Pull every "automatico" line out of the data below.

## [Data for processing]
————

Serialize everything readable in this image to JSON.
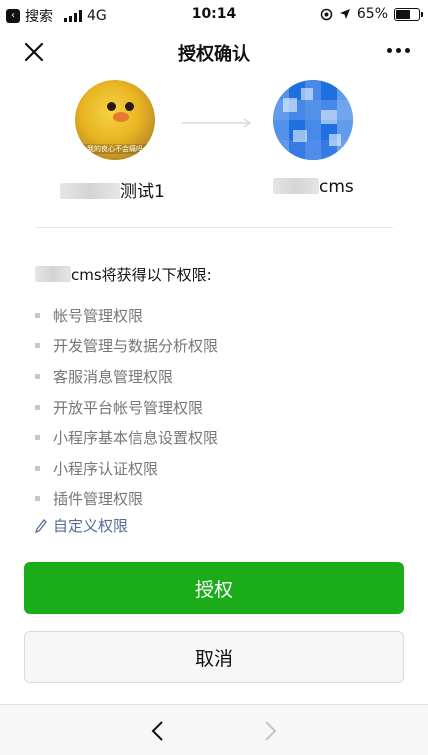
{
  "status_bar": {
    "back_app_label": "搜索",
    "network": "4G",
    "time": "10:14",
    "battery": "65%",
    "battery_level_percent": 65
  },
  "nav": {
    "title": "授权确认",
    "close_icon": "close-icon",
    "more_icon": "more-icon"
  },
  "left_account": {
    "name_suffix": "测试1",
    "avatar_caption": "我的良心不会痛吗"
  },
  "right_account": {
    "name_suffix": "cms"
  },
  "permissions": {
    "heading_suffix": "cms将获得以下权限:",
    "items": [
      "帐号管理权限",
      "开发管理与数据分析权限",
      "客服消息管理权限",
      "开放平台帐号管理权限",
      "小程序基本信息设置权限",
      "小程序认证权限",
      "插件管理权限"
    ],
    "custom_label": "自定义权限"
  },
  "buttons": {
    "authorize": "授权",
    "cancel": "取消"
  },
  "colors": {
    "primary_green": "#1aad19",
    "link_blue": "#576b95",
    "muted_text": "#777777"
  }
}
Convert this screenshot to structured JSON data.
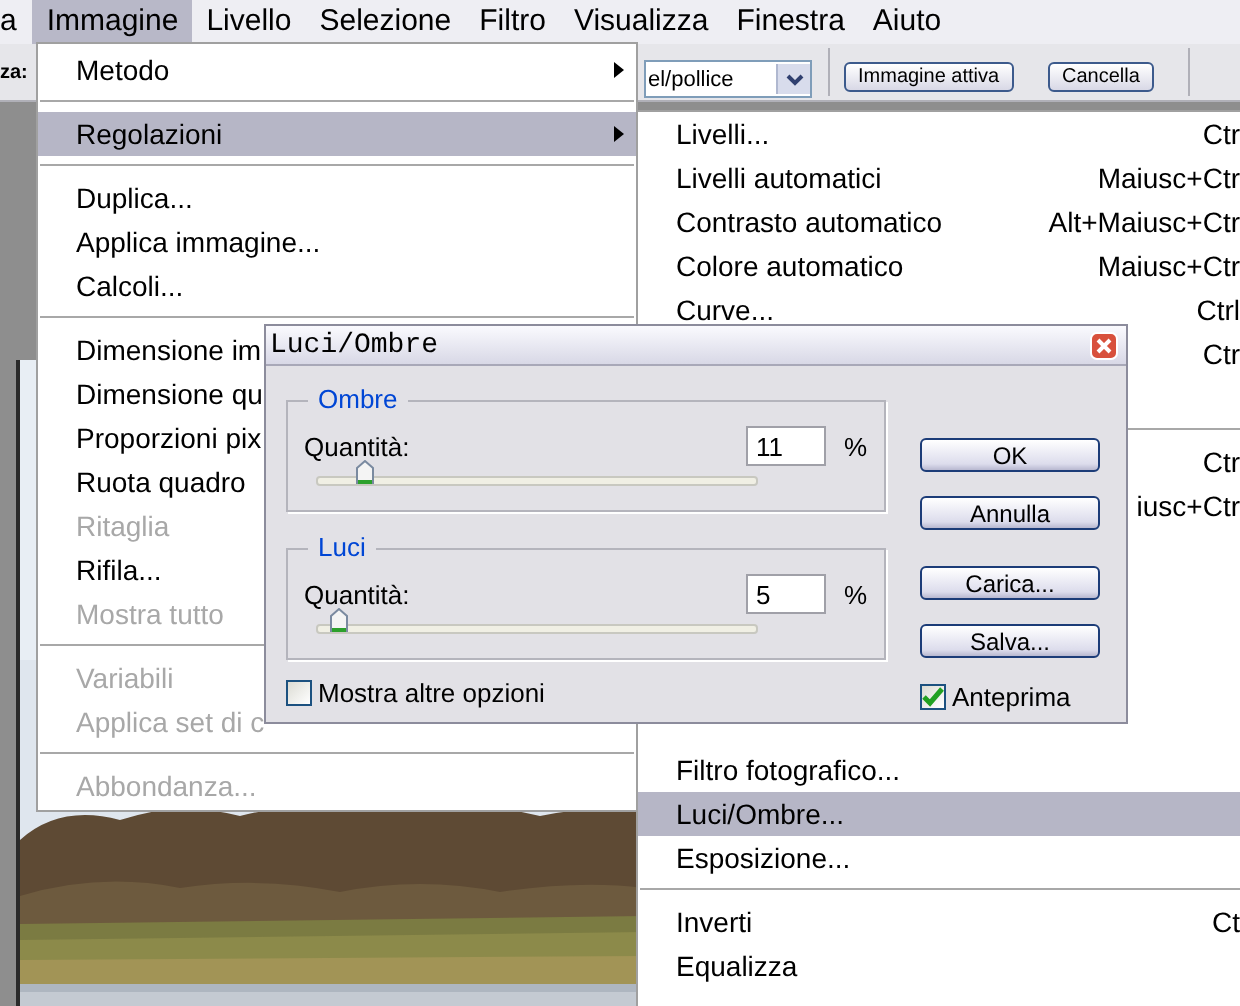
{
  "menubar": [
    {
      "label": "a",
      "selected": false
    },
    {
      "label": "Immagine",
      "selected": true
    },
    {
      "label": "Livello",
      "selected": false
    },
    {
      "label": "Selezione",
      "selected": false
    },
    {
      "label": "Filtro",
      "selected": false
    },
    {
      "label": "Visualizza",
      "selected": false
    },
    {
      "label": "Finestra",
      "selected": false
    },
    {
      "label": "Aiuto",
      "selected": false
    }
  ],
  "options_bar": {
    "label": "za:",
    "units_dropdown": {
      "value": "el/pollice"
    },
    "buttons": [
      "Immagine attiva",
      "Cancella"
    ]
  },
  "image_menu": {
    "items": [
      {
        "kind": "item",
        "label": "Metodo",
        "submenu": true,
        "selected": false,
        "disabled": false
      },
      {
        "kind": "separator"
      },
      {
        "kind": "item",
        "label": "Regolazioni",
        "submenu": true,
        "selected": true,
        "disabled": false
      },
      {
        "kind": "separator"
      },
      {
        "kind": "item",
        "label": "Duplica...",
        "submenu": false,
        "selected": false,
        "disabled": false
      },
      {
        "kind": "item",
        "label": "Applica immagine...",
        "submenu": false,
        "selected": false,
        "disabled": false
      },
      {
        "kind": "item",
        "label": "Calcoli...",
        "submenu": false,
        "selected": false,
        "disabled": false
      },
      {
        "kind": "separator"
      },
      {
        "kind": "item",
        "label": "Dimensione im",
        "selected": false,
        "disabled": false
      },
      {
        "kind": "item",
        "label": "Dimensione qu",
        "selected": false,
        "disabled": false
      },
      {
        "kind": "item",
        "label": "Proporzioni pix",
        "selected": false,
        "disabled": false
      },
      {
        "kind": "item",
        "label": "Ruota quadro",
        "selected": false,
        "disabled": false
      },
      {
        "kind": "item",
        "label": "Ritaglia",
        "selected": false,
        "disabled": true
      },
      {
        "kind": "item",
        "label": "Rifila...",
        "selected": false,
        "disabled": false
      },
      {
        "kind": "item",
        "label": "Mostra tutto",
        "selected": false,
        "disabled": true
      },
      {
        "kind": "separator"
      },
      {
        "kind": "item",
        "label": "Variabili",
        "selected": false,
        "disabled": true
      },
      {
        "kind": "item",
        "label": "Applica set di c",
        "selected": false,
        "disabled": true
      },
      {
        "kind": "separator"
      },
      {
        "kind": "item",
        "label": "Abbondanza...",
        "submenu": false,
        "selected": false,
        "disabled": true
      }
    ]
  },
  "adjustments_submenu": {
    "upper_items": [
      {
        "kind": "item",
        "label": "Livelli...",
        "shortcut": "Ctr",
        "selected": false
      },
      {
        "kind": "item",
        "label": "Livelli automatici",
        "shortcut": "Maiusc+Ctr",
        "selected": false
      },
      {
        "kind": "item",
        "label": "Contrasto automatico",
        "shortcut": "Alt+Maiusc+Ctr",
        "selected": false
      },
      {
        "kind": "item",
        "label": "Colore automatico",
        "shortcut": "Maiusc+Ctr",
        "selected": false
      },
      {
        "kind": "item",
        "label": "Curve...",
        "shortcut": "Ctrl",
        "selected": false
      },
      {
        "kind": "item",
        "shortcut": "Ctr",
        "selected": false
      },
      {
        "kind": "separator"
      },
      {
        "kind": "item",
        "shortcut": "Ctr",
        "selected": false
      },
      {
        "kind": "item",
        "shortcut": "iusc+Ctr",
        "selected": false
      }
    ],
    "lower_items": [
      {
        "kind": "item",
        "label": "Filtro fotografico...",
        "selected": false
      },
      {
        "kind": "item",
        "label": "Luci/Ombre...",
        "selected": true
      },
      {
        "kind": "item",
        "label": "Esposizione...",
        "selected": false
      },
      {
        "kind": "separator"
      },
      {
        "kind": "item",
        "label": "Inverti",
        "shortcut": "Ct",
        "selected": false
      },
      {
        "kind": "item",
        "label": "Equalizza",
        "selected": false
      }
    ]
  },
  "dialog": {
    "title": "Luci/Ombre",
    "groups": [
      {
        "title": "Ombre",
        "label": "Quantità:",
        "value": "11",
        "unit": "%",
        "level": 0.11
      },
      {
        "title": "Luci",
        "label": "Quantità:",
        "value": "5",
        "unit": "%",
        "level": 0.05
      }
    ],
    "more_options": {
      "label": "Mostra altre opzioni",
      "checked": false
    },
    "buttons": [
      "OK",
      "Annulla",
      "Carica...",
      "Salva..."
    ],
    "preview": {
      "label": "Anteprima",
      "checked": true
    }
  }
}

————

## [Result]
        "label": "Contrasto automatico",
        "label": "Colore automatico",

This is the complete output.